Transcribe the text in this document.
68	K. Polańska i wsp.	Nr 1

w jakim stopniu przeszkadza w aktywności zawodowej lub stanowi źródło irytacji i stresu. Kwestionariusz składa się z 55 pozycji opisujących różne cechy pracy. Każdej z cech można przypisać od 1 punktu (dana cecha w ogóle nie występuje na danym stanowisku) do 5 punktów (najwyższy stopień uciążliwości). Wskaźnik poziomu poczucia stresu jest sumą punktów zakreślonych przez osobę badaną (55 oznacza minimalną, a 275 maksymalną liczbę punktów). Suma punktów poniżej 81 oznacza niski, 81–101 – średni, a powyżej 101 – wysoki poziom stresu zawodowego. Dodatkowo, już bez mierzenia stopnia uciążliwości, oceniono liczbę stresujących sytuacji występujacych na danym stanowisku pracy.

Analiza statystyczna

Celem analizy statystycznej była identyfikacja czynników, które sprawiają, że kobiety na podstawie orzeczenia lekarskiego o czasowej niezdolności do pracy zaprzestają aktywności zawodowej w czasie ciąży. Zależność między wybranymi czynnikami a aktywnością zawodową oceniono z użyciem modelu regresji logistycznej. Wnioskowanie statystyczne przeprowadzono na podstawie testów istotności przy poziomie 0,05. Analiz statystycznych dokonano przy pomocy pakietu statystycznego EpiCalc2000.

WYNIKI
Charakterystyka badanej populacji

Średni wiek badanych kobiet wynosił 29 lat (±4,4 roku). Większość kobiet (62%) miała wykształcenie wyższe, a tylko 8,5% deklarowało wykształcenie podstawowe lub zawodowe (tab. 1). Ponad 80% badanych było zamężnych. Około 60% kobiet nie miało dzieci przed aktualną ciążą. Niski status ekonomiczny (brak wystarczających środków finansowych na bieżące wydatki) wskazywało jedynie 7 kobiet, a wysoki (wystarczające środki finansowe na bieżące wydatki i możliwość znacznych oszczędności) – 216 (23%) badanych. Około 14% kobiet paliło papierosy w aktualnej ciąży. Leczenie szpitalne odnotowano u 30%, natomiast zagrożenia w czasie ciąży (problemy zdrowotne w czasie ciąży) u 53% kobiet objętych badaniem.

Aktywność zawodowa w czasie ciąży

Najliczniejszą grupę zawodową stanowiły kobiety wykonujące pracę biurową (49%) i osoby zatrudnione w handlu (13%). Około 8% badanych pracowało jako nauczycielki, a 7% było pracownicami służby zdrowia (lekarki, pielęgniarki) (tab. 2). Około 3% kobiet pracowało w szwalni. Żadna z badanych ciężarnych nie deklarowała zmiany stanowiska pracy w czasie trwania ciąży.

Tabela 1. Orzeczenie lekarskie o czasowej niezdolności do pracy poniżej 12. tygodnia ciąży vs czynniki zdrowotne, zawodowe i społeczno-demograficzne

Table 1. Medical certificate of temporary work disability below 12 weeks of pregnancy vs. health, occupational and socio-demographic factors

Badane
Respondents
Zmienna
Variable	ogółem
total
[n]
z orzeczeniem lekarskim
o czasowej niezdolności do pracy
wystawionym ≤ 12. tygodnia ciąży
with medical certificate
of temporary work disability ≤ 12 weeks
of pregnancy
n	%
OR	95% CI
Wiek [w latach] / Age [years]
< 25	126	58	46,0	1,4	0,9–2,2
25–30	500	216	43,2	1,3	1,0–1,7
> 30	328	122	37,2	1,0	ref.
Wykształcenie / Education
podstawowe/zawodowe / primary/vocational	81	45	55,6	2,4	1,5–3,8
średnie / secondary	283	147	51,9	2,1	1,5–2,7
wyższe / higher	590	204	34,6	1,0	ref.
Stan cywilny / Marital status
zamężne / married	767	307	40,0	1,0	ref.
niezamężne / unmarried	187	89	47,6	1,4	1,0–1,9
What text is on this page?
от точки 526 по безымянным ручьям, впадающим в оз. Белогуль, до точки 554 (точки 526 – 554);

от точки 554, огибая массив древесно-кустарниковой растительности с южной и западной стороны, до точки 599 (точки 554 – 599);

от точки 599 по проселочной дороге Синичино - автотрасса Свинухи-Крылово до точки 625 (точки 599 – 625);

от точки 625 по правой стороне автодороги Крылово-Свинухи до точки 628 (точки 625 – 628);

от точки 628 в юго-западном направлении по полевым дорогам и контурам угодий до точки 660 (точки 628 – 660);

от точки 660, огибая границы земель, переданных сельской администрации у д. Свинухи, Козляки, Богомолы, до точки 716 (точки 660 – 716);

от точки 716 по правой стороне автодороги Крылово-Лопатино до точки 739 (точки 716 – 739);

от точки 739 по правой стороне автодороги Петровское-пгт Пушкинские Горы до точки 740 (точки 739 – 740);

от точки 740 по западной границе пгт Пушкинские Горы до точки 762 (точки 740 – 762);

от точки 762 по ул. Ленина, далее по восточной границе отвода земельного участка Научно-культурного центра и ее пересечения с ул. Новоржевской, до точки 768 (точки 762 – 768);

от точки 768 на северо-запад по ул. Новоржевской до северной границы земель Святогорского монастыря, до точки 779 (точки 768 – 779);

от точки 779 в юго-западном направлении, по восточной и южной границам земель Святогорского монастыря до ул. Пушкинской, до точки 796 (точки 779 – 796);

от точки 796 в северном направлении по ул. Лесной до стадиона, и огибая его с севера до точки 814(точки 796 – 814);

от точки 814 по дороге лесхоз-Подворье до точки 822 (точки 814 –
^^^^^^^^^^^^^^^^
EXERCISE GOAL
From the entries above, copy each line holding "Горы".

TASK ANSWER
от точки 739 по правой стороне автодороги Петровское-пгт Пушкинские Горы до точки 740 (точки 739 – 740);
от точки 740 по западной границе пгт Пушкинские Горы до точки 762 (точки 740 – 762);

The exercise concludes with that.